> _Extracted material_
++++

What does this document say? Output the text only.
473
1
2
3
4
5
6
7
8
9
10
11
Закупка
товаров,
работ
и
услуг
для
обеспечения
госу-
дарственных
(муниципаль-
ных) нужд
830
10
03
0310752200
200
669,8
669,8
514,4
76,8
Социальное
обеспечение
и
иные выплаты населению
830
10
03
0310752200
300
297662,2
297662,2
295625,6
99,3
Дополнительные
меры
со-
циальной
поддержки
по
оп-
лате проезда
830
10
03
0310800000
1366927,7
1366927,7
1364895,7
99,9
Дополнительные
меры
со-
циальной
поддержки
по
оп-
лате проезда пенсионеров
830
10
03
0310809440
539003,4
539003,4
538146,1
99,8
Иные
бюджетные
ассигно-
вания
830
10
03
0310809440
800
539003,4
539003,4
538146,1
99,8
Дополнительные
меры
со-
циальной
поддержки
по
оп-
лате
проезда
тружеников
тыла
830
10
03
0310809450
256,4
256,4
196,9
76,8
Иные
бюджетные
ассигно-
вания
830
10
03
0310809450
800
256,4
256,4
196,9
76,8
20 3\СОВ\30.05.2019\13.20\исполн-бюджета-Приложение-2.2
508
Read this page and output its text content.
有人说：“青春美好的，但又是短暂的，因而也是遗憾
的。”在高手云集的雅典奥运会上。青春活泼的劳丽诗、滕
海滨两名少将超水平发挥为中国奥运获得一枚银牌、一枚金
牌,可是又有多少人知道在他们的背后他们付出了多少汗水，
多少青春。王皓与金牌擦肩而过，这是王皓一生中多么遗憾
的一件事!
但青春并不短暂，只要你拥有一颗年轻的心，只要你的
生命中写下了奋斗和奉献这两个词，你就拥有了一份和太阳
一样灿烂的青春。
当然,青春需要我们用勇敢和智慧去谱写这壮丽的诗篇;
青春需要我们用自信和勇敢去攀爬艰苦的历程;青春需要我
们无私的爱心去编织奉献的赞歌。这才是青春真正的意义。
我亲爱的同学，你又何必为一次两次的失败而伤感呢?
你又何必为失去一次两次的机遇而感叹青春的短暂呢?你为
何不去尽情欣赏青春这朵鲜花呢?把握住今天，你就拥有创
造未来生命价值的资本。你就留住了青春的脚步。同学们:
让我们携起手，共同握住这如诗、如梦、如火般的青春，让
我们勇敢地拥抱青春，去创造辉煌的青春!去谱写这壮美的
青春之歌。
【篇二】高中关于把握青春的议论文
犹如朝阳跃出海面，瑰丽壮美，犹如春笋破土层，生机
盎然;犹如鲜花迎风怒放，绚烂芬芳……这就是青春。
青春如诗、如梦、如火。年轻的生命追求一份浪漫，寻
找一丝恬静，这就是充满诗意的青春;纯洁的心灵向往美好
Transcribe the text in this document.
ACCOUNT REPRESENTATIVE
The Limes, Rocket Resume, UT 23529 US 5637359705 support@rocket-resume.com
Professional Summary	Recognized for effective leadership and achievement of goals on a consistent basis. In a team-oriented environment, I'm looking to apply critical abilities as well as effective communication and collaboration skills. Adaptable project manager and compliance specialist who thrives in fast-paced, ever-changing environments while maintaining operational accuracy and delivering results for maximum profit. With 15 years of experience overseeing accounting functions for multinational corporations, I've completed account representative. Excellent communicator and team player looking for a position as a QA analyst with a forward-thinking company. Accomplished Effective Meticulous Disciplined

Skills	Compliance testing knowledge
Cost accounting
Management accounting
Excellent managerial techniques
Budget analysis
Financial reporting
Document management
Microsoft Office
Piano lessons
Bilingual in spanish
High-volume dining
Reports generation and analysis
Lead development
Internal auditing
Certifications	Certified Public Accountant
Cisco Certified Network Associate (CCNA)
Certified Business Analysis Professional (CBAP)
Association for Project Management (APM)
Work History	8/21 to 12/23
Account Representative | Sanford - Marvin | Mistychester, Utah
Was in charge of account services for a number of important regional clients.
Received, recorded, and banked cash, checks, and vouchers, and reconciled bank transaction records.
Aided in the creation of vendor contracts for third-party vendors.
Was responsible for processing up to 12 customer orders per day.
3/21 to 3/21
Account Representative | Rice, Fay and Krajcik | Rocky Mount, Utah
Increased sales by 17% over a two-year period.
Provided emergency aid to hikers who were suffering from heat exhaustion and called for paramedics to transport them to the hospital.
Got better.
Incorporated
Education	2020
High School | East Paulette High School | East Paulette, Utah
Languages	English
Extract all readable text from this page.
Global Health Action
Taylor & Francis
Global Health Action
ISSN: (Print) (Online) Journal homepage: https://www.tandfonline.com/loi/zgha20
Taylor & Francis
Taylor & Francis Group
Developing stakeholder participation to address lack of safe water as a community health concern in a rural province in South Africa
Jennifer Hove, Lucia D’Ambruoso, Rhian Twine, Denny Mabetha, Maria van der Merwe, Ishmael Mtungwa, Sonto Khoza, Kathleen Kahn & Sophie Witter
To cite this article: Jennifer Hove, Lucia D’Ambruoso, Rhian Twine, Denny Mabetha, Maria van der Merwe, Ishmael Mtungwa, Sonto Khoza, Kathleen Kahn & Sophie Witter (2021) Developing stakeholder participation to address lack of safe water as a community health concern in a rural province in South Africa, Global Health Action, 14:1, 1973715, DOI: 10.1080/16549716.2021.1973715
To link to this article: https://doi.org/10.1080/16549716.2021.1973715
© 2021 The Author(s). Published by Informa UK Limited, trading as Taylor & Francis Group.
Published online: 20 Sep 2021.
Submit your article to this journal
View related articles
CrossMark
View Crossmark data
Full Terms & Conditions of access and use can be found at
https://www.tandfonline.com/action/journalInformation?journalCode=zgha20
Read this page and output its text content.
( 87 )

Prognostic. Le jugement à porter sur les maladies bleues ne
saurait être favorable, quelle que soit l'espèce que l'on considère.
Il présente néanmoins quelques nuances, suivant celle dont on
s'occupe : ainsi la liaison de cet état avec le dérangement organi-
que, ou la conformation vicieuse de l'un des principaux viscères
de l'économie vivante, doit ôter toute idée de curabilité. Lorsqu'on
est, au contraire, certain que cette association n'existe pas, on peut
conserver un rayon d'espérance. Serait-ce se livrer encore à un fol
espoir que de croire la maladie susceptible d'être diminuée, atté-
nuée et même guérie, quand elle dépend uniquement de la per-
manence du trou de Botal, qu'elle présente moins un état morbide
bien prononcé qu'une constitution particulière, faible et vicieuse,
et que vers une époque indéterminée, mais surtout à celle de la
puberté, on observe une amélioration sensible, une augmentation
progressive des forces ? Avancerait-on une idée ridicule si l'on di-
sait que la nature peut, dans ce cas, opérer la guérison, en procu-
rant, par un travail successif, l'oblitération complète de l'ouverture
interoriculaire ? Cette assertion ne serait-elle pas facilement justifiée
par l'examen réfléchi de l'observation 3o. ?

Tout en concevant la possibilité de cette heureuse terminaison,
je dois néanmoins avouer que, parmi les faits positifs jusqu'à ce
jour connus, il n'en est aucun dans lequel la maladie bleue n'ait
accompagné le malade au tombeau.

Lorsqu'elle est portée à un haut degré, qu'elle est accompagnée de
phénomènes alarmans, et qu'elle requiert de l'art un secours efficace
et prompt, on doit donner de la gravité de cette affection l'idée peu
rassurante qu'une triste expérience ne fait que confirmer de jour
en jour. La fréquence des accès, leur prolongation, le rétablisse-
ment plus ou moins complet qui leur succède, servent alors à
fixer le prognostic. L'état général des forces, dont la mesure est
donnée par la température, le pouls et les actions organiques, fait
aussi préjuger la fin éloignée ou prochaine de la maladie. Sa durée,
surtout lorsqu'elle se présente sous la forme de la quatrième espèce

++++

> _Exercise task_
Using the listing above, reproduce each line without omission.

> _Response to the exercise_
What does this document say? Output the text only.
473
1
2
3
4
5
6
7
8
9
10
11
Закупка
товаров,
работ
и
услуг
для
обеспечения
госу-
дарственных
(муниципаль-
ных) нужд
830
10
03
0310752200
200
669,8
669,8
514,4
76,8
Социальное
обеспечение
и
иные выплаты населению
830
10
03
0310752200
300
297662,2
297662,2
295625,6
99,3
Дополнительные
меры
со-
циальной
поддержки
по
оп-
лате проезда
830
10
03
0310800000
1366927,7
1366927,7
1364895,7
99,9
Дополнительные
меры
со-
циальной
поддержки
по
оп-
лате проезда пенсионеров
830
10
03
0310809440
539003,4
539003,4
538146,1
99,8
Иные
бюджетные
ассигно-
вания
830
10
03
0310809440
800
539003,4
539003,4
538146,1
99,8
Дополнительные
меры
со-
циальной
поддержки
по
оп-
лате
проезда
тружеников
тыла
830
10
03
0310809450
256,4
256,4
196,9
76,8
Иные
бюджетные
ассигно-
вания
830
10
03
0310809450
800
256,4
256,4
196,9
76,8
20 3\СОВ\30.05.2019\13.20\исполн-бюджета-Приложение-2.2
508
Read this page and output its text content.
有人说：“青春美好的，但又是短暂的，因而也是遗憾
的。”在高手云集的雅典奥运会上。青春活泼的劳丽诗、滕
海滨两名少将超水平发挥为中国奥运获得一枚银牌、一枚金
牌,可是又有多少人知道在他们的背后他们付出了多少汗水，
多少青春。王皓与金牌擦肩而过，这是王皓一生中多么遗憾
的一件事!
但青春并不短暂，只要你拥有一颗年轻的心，只要你的
生命中写下了奋斗和奉献这两个词，你就拥有了一份和太阳
一样灿烂的青春。
当然,青春需要我们用勇敢和智慧去谱写这壮丽的诗篇;
青春需要我们用自信和勇敢去攀爬艰苦的历程;青春需要我
们无私的爱心去编织奉献的赞歌。这才是青春真正的意义。
我亲爱的同学，你又何必为一次两次的失败而伤感呢?
你又何必为失去一次两次的机遇而感叹青春的短暂呢?你为
何不去尽情欣赏青春这朵鲜花呢?把握住今天，你就拥有创
造未来生命价值的资本。你就留住了青春的脚步。同学们:
让我们携起手，共同握住这如诗、如梦、如火般的青春，让
我们勇敢地拥抱青春，去创造辉煌的青春!去谱写这壮美的
青春之歌。
【篇二】高中关于把握青春的议论文
犹如朝阳跃出海面，瑰丽壮美，犹如春笋破土层，生机
盎然;犹如鲜花迎风怒放，绚烂芬芳……这就是青春。
青春如诗、如梦、如火。年轻的生命追求一份浪漫，寻
找一丝恬静，这就是充满诗意的青春;纯洁的心灵向往美好
Transcribe the text in this document.
ACCOUNT REPRESENTATIVE
The Limes, Rocket Resume, UT 23529 US 5637359705 support@rocket-resume.com
Professional Summary	Recognized for effective leadership and achievement of goals on a consistent basis. In a team-oriented environment, I'm looking to apply critical abilities as well as effective communication and collaboration skills. Adaptable project manager and compliance specialist who thrives in fast-paced, ever-changing environments while maintaining operational accuracy and delivering results for maximum profit. With 15 years of experience overseeing accounting functions for multinational corporations, I've completed account representative. Excellent communicator and team player looking for a position as a QA analyst with a forward-thinking company. Accomplished Effective Meticulous Disciplined

Skills	Compliance testing knowledge
Cost accounting
Management accounting
Excellent managerial techniques
Budget analysis
Financial reporting
Document management
Microsoft Office
Piano lessons
Bilingual in spanish
High-volume dining
Reports generation and analysis
Lead development
Internal auditing
Certifications	Certified Public Accountant
Cisco Certified Network Associate (CCNA)
Certified Business Analysis Professional (CBAP)
Association for Project Management (APM)
Work History	8/21 to 12/23
Account Representative | Sanford - Marvin | Mistychester, Utah
Was in charge of account services for a number of important regional clients.
Received, recorded, and banked cash, checks, and vouchers, and reconciled bank transaction records.
Aided in the creation of vendor contracts for third-party vendors.
Was responsible for processing up to 12 customer orders per day.
3/21 to 3/21
Account Representative | Rice, Fay and Krajcik | Rocky Mount, Utah
Increased sales by 17% over a two-year period.
Provided emergency aid to hikers who were suffering from heat exhaustion and called for paramedics to transport them to the hospital.
Got better.
Incorporated
Education	2020
High School | East Paulette High School | East Paulette, Utah
Languages	English
Extract all readable text from this page.
Global Health Action
Taylor & Francis
Global Health Action
ISSN: (Print) (Online) Journal homepage: https://www.tandfonline.com/loi/zgha20
Taylor & Francis
Taylor & Francis Group
Developing stakeholder participation to address lack of safe water as a community health concern in a rural province in South Africa
Jennifer Hove, Lucia D’Ambruoso, Rhian Twine, Denny Mabetha, Maria van der Merwe, Ishmael Mtungwa, Sonto Khoza, Kathleen Kahn & Sophie Witter
To cite this article: Jennifer Hove, Lucia D’Ambruoso, Rhian Twine, Denny Mabetha, Maria van der Merwe, Ishmael Mtungwa, Sonto Khoza, Kathleen Kahn & Sophie Witter (2021) Developing stakeholder participation to address lack of safe water as a community health concern in a rural province in South Africa, Global Health Action, 14:1, 1973715, DOI: 10.1080/16549716.2021.1973715
To link to this article: https://doi.org/10.1080/16549716.2021.1973715
© 2021 The Author(s). Published by Informa UK Limited, trading as Taylor & Francis Group.
Published online: 20 Sep 2021.
Submit your article to this journal
View related articles
CrossMark
View Crossmark data
Full Terms & Conditions of access and use can be found at
https://www.tandfonline.com/action/journalInformation?journalCode=zgha20
Read this page and output its text content.
( 87 )

Prognostic. Le jugement à porter sur les maladies bleues ne
saurait être favorable, quelle que soit l'espèce que l'on considère.
Il présente néanmoins quelques nuances, suivant celle dont on
s'occupe : ainsi la liaison de cet état avec le dérangement organi-
que, ou la conformation vicieuse de l'un des principaux viscères
de l'économie vivante, doit ôter toute idée de curabilité. Lorsqu'on
est, au contraire, certain que cette association n'existe pas, on peut
conserver un rayon d'espérance. Serait-ce se livrer encore à un fol
espoir que de croire la maladie susceptible d'être diminuée, atté-
nuée et même guérie, quand elle dépend uniquement de la per-
manence du trou de Botal, qu'elle présente moins un état morbide
bien prononcé qu'une constitution particulière, faible et vicieuse,
et que vers une époque indéterminée, mais surtout à celle de la
puberté, on observe une amélioration sensible, une augmentation
progressive des forces ? Avancerait-on une idée ridicule si l'on di-
sait que la nature peut, dans ce cas, opérer la guérison, en procu-
rant, par un travail successif, l'oblitération complète de l'ouverture
interoriculaire ? Cette assertion ne serait-elle pas facilement justifiée
par l'examen réfléchi de l'observation 3o. ?

Tout en concevant la possibilité de cette heureuse terminaison,
je dois néanmoins avouer que, parmi les faits positifs jusqu'à ce
jour connus, il n'en est aucun dans lequel la maladie bleue n'ait
accompagné le malade au tombeau.

Lorsqu'elle est portée à un haut degré, qu'elle est accompagnée de
phénomènes alarmans, et qu'elle requiert de l'art un secours efficace
et prompt, on doit donner de la gravité de cette affection l'idée peu
rassurante qu'une triste expérience ne fait que confirmer de jour
en jour. La fréquence des accès, leur prolongation, le rétablisse-
ment plus ou moins complet qui leur succède, servent alors à
fixer le prognostic. L'état général des forces, dont la mesure est
donnée par la température, le pouls et les actions organiques, fait
aussi préjuger la fin éloignée ou prochaine de la maladie. Sa durée,
surtout lorsqu'elle se présente sous la forme de la quatrième espèce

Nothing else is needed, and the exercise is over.